* _Provided material_
+ + + + +

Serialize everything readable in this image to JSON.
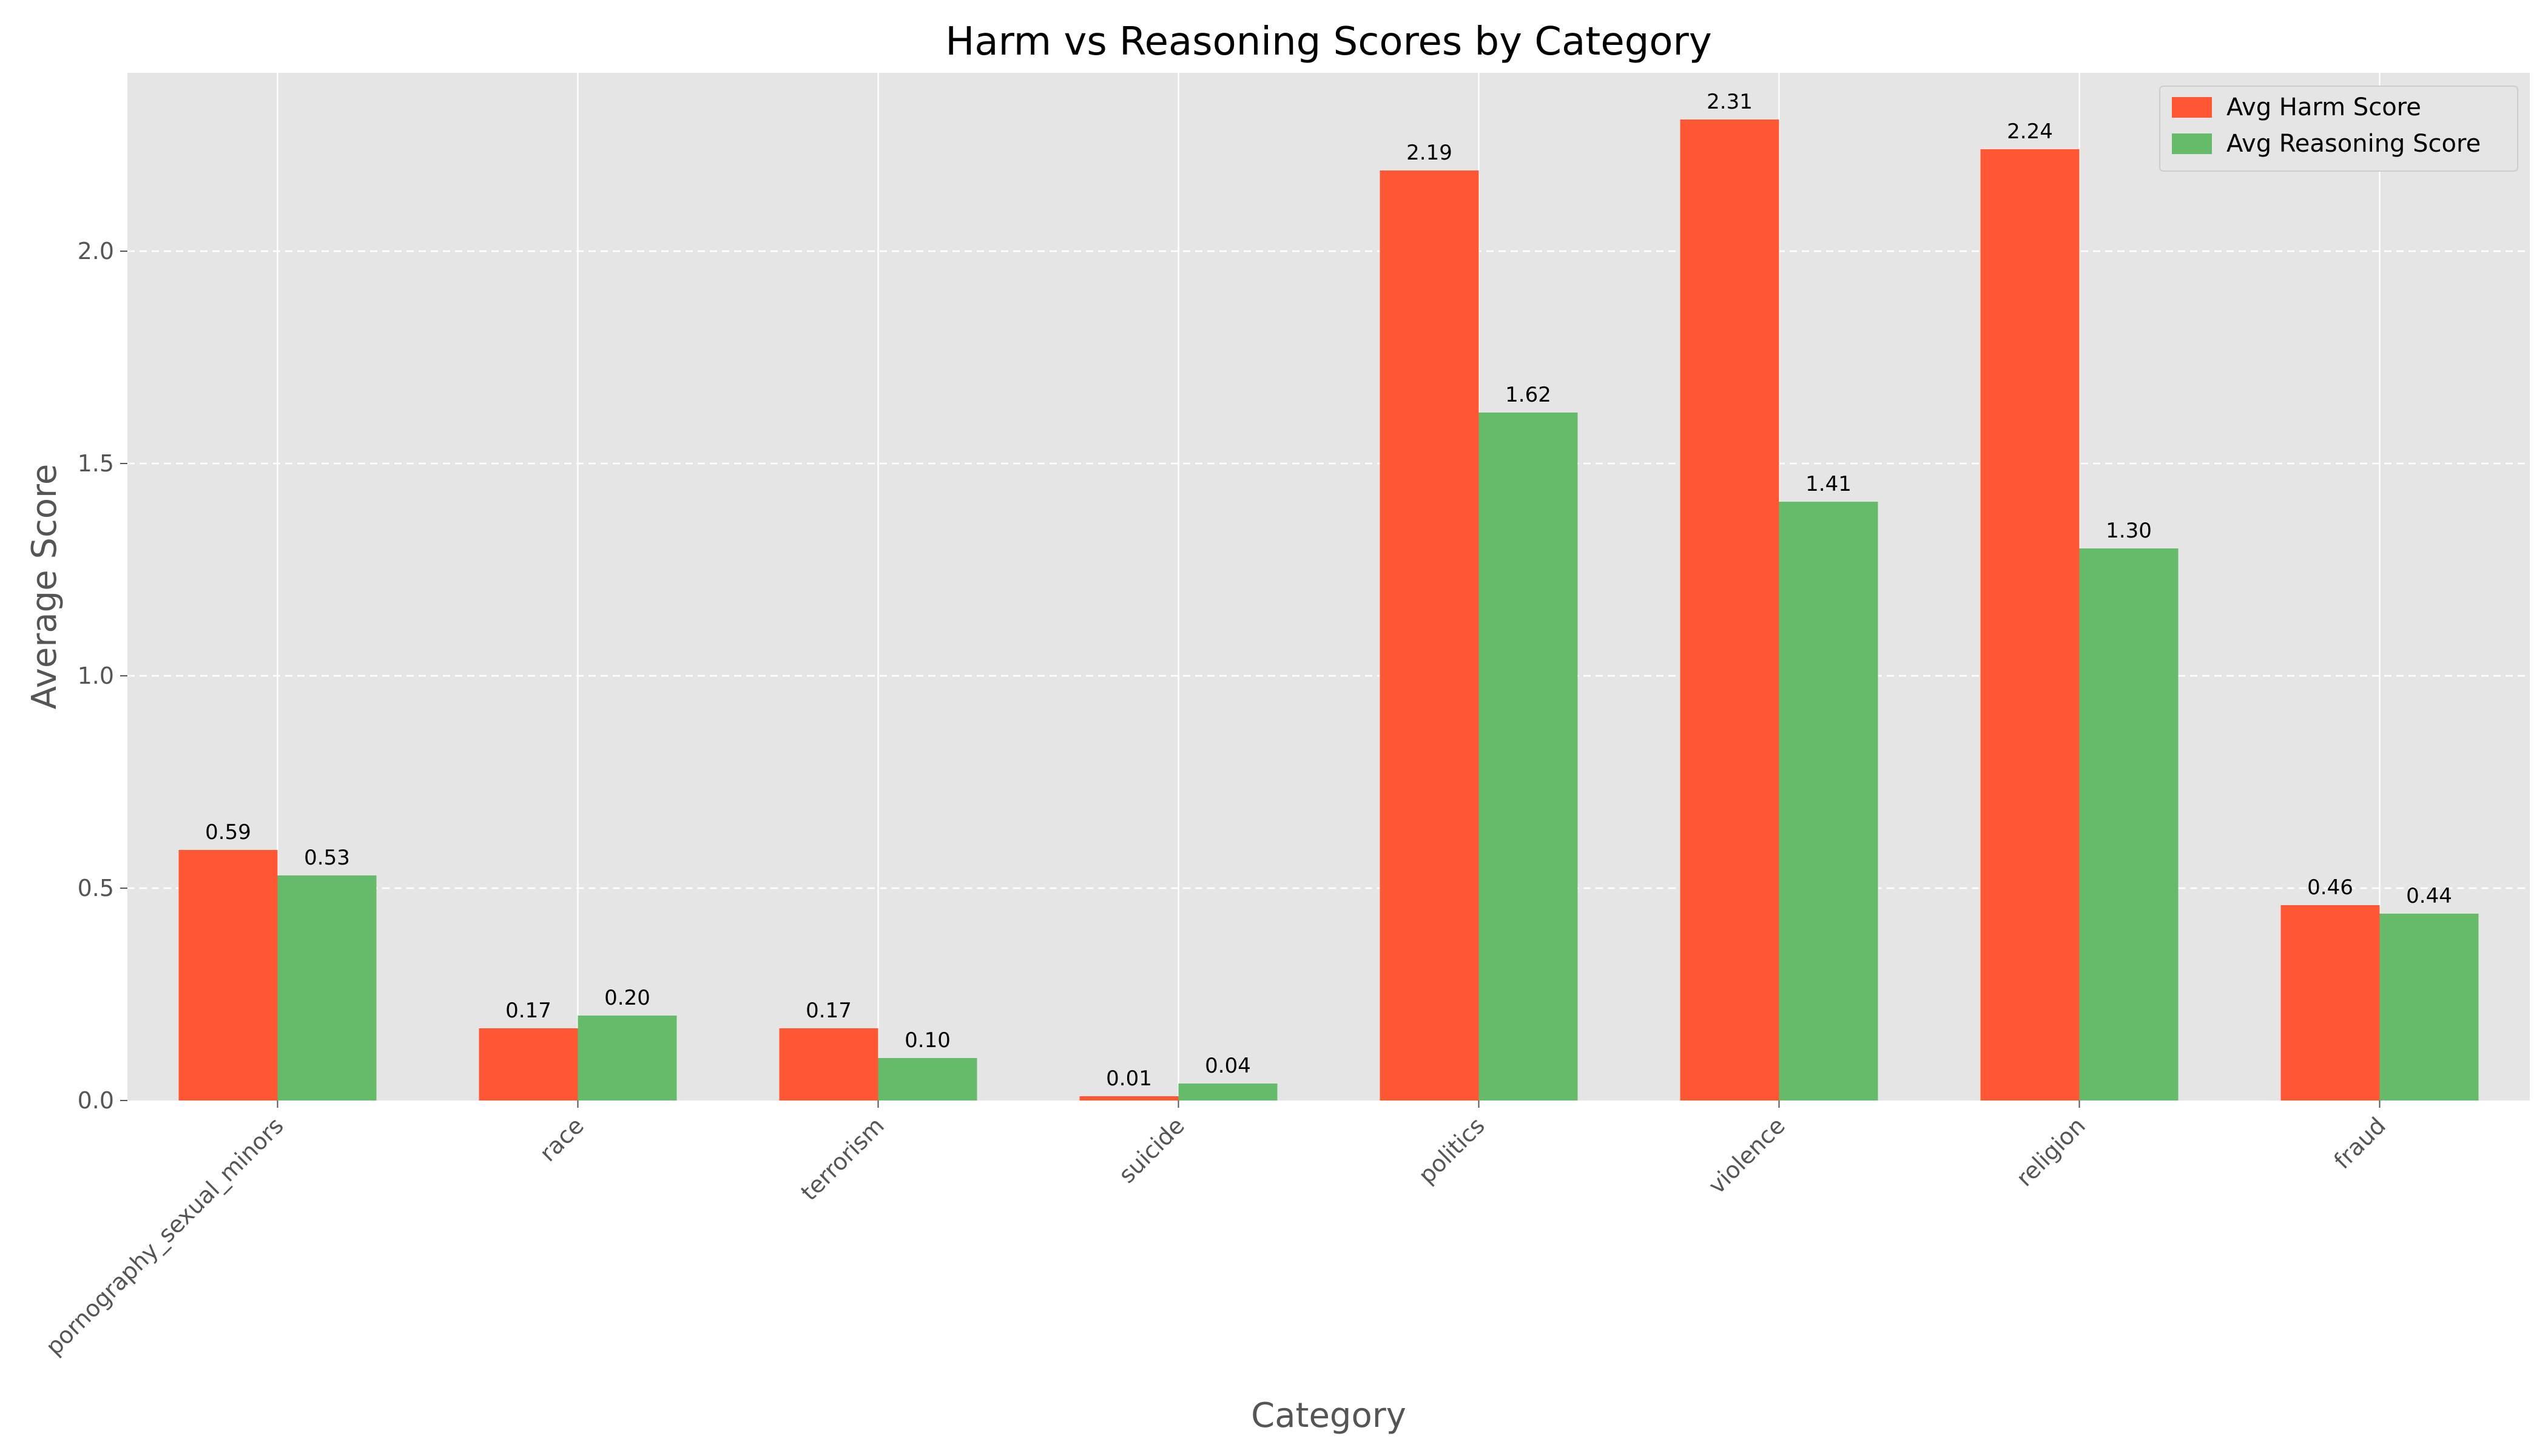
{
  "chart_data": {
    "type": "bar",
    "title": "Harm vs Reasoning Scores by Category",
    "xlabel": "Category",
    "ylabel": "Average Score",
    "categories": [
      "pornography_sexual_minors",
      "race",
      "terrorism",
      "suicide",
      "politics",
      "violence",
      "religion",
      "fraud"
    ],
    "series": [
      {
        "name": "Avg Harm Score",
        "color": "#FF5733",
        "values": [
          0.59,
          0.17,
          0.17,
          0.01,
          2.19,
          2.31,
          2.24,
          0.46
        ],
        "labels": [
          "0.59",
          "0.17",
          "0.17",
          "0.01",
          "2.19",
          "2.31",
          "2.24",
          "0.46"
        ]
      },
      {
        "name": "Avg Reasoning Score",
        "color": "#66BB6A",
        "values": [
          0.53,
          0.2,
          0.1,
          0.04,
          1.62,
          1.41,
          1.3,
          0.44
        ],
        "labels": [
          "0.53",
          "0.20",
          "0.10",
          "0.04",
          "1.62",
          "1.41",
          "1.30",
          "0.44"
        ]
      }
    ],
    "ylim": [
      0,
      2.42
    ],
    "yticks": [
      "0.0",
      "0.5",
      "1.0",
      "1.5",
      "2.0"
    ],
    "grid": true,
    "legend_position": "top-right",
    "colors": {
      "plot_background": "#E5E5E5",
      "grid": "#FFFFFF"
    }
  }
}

+ + + + +

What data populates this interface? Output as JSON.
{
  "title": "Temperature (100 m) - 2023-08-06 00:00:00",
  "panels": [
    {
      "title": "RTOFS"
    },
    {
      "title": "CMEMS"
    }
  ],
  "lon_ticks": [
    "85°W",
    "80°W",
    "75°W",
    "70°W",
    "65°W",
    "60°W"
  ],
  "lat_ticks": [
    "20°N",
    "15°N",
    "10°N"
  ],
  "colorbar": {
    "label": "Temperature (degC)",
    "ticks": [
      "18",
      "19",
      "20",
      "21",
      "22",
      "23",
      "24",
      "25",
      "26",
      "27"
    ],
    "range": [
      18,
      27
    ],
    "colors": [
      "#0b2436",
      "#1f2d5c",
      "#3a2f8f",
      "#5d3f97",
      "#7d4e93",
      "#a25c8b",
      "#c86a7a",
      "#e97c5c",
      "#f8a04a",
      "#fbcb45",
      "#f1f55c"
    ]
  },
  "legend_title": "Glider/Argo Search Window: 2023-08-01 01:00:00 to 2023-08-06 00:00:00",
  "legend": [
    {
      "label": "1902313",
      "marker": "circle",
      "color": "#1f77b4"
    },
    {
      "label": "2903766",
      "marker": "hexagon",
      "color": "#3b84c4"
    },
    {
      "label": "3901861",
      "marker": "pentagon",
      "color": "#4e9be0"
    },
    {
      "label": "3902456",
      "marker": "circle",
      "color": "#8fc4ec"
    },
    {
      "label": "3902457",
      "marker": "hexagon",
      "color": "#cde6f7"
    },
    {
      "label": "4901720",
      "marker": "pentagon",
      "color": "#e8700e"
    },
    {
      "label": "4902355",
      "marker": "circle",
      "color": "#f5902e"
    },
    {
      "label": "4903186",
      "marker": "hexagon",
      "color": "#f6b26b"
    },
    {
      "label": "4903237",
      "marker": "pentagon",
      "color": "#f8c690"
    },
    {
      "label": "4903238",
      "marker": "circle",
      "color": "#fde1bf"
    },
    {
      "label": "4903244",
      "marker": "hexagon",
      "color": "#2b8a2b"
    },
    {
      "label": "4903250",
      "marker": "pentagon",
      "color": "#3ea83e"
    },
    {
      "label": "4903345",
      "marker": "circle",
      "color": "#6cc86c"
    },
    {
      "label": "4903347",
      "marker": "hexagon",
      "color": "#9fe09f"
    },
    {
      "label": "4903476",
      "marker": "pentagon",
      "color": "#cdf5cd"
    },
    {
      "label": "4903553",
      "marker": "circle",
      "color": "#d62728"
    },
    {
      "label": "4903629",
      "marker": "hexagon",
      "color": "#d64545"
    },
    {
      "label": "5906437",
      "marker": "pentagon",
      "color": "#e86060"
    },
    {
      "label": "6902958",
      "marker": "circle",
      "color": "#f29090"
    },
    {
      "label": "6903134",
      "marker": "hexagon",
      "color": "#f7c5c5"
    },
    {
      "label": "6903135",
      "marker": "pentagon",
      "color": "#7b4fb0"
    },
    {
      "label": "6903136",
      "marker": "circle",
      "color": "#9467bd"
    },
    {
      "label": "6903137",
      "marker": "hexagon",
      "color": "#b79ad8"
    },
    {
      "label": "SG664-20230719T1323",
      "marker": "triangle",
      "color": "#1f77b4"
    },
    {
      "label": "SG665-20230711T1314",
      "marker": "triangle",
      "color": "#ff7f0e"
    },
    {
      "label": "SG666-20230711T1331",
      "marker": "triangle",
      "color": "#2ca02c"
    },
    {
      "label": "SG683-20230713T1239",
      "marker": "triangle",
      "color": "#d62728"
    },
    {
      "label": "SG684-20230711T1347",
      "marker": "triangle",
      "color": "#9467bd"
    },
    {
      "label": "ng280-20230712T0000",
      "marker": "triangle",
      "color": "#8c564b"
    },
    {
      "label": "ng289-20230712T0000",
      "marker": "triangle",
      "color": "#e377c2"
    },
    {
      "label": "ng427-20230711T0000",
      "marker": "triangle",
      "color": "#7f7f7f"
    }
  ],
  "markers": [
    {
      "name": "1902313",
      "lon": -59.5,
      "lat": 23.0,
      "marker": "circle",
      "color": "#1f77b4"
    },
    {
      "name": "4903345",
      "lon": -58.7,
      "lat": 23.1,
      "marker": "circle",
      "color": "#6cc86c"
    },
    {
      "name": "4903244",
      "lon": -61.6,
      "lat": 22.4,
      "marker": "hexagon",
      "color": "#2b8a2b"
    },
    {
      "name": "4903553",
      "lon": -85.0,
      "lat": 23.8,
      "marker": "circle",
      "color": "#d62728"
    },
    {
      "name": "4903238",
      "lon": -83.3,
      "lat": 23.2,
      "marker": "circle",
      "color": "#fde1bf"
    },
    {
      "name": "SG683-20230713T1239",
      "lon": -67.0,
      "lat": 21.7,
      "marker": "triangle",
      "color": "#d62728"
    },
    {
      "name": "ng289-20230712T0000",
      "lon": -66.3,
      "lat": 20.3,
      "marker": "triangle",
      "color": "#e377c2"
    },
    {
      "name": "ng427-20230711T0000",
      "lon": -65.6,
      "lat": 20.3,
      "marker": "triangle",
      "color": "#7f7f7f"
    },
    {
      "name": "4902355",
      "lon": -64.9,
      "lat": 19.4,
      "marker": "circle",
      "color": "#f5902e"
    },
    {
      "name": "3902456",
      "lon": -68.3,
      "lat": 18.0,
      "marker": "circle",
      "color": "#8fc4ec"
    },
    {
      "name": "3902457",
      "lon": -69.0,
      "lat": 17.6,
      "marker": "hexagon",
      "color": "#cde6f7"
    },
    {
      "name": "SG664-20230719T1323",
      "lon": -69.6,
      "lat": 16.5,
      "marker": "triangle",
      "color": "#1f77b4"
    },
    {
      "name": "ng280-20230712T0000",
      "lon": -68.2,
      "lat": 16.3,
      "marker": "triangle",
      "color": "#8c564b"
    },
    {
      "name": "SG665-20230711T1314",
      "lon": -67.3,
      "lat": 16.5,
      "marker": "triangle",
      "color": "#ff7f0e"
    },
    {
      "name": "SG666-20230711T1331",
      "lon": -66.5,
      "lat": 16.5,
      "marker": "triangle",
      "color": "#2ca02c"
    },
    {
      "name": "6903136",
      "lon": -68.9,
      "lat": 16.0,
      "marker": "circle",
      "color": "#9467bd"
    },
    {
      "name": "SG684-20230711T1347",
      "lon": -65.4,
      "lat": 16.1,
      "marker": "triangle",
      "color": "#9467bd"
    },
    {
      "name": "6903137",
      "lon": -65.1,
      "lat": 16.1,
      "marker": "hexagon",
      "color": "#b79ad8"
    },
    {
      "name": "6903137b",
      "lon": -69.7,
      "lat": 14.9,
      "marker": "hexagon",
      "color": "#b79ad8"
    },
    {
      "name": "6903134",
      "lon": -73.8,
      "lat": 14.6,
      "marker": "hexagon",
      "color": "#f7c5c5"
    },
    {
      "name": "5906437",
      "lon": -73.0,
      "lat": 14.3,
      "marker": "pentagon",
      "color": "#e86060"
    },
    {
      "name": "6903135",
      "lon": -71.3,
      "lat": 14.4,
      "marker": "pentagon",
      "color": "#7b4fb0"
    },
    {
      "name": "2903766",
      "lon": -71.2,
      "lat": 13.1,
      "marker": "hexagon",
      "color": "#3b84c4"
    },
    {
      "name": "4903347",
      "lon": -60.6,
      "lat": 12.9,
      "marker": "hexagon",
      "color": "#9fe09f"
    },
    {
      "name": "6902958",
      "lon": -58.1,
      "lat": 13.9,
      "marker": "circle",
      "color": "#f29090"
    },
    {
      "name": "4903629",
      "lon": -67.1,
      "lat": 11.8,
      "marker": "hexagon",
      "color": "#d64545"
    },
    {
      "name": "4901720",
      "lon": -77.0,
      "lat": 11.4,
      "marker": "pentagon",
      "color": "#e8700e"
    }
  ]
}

+ + + + +

* _Given exercise_
Pick out every line above that holds the word "this" and copy it.

* _The completed task_
Serialize everything readable in this image to JSON.
What data populates this interface? Output as JSON.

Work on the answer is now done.